[Figure data in JSON]
········

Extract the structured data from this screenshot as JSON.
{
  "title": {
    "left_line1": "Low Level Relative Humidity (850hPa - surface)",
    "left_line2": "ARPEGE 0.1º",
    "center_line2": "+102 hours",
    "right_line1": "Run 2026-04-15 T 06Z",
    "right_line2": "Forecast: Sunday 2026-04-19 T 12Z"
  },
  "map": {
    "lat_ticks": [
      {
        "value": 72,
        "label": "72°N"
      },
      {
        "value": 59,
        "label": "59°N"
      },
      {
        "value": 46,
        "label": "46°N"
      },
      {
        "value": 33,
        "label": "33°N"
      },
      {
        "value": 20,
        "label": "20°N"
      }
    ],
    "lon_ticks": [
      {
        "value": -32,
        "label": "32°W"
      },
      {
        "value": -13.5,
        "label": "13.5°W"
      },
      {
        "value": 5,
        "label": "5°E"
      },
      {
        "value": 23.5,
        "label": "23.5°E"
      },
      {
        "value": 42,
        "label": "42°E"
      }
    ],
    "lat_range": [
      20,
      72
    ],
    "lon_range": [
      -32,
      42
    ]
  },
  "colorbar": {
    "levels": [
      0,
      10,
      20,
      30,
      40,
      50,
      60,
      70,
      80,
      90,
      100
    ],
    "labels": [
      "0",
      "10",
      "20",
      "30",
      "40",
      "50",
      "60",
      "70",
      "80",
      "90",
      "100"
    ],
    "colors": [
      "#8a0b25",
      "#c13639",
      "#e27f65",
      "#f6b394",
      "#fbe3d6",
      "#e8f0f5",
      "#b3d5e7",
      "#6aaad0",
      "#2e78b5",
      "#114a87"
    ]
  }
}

········

◆ **Aim**: Every line that holds the word "value" should be extracted.

◆ **Solved exercise**:
        "value": 72,
        "value": 59,
        "value": 46,
        "value": 33,
        "value": 20,
        "value": -32,
        "value": -13.5,
        "value": 5,
        "value": 23.5,
        "value": 42,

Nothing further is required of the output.